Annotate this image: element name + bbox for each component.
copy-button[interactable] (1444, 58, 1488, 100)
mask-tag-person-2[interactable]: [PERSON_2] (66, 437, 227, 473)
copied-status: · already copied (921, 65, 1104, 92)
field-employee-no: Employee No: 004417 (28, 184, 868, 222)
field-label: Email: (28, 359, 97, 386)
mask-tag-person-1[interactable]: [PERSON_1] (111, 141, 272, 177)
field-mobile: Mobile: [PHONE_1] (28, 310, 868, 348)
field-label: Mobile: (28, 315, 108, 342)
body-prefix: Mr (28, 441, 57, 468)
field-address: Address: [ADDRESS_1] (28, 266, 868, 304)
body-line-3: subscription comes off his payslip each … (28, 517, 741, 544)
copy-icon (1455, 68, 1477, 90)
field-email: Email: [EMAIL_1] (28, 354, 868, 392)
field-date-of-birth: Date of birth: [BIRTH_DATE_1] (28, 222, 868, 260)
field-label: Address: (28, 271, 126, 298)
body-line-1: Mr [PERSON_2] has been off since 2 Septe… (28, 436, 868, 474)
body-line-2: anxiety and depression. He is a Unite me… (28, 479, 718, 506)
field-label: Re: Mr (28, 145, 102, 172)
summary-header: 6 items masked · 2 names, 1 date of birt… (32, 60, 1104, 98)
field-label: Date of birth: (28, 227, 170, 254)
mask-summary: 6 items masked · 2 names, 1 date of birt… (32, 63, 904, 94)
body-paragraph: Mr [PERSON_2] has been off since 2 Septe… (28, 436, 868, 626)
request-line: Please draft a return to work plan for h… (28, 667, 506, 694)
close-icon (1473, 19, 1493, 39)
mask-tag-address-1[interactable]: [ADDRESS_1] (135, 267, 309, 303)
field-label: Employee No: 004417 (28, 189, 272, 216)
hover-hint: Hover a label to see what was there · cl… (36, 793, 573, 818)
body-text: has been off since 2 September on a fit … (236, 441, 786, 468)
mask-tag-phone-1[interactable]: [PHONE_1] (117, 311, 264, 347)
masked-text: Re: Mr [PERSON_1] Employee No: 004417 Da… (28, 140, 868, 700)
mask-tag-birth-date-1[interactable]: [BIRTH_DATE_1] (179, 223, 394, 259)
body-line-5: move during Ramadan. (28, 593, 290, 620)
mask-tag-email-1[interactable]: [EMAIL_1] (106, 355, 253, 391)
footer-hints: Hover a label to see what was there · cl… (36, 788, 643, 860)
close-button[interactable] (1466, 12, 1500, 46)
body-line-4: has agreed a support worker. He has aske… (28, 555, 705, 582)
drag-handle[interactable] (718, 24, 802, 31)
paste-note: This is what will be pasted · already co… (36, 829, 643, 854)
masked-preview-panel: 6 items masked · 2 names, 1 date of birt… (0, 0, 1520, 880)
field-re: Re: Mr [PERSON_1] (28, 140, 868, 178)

- - -

[REQUIRED WORK]: Retype the rows without changing anything, from the first row through the line that contains "field-label: Mobile: (28, 315, 108, 342)", and include that line.

[FINISHED ANSWER]:
Annotate this image: element name + bbox for each component.
copy-button[interactable] (1444, 58, 1488, 100)
mask-tag-person-2[interactable]: [PERSON_2] (66, 437, 227, 473)
copied-status: · already copied (921, 65, 1104, 92)
field-employee-no: Employee No: 004417 (28, 184, 868, 222)
field-label: Email: (28, 359, 97, 386)
mask-tag-person-1[interactable]: [PERSON_1] (111, 141, 272, 177)
field-mobile: Mobile: [PHONE_1] (28, 310, 868, 348)
field-label: Mobile: (28, 315, 108, 342)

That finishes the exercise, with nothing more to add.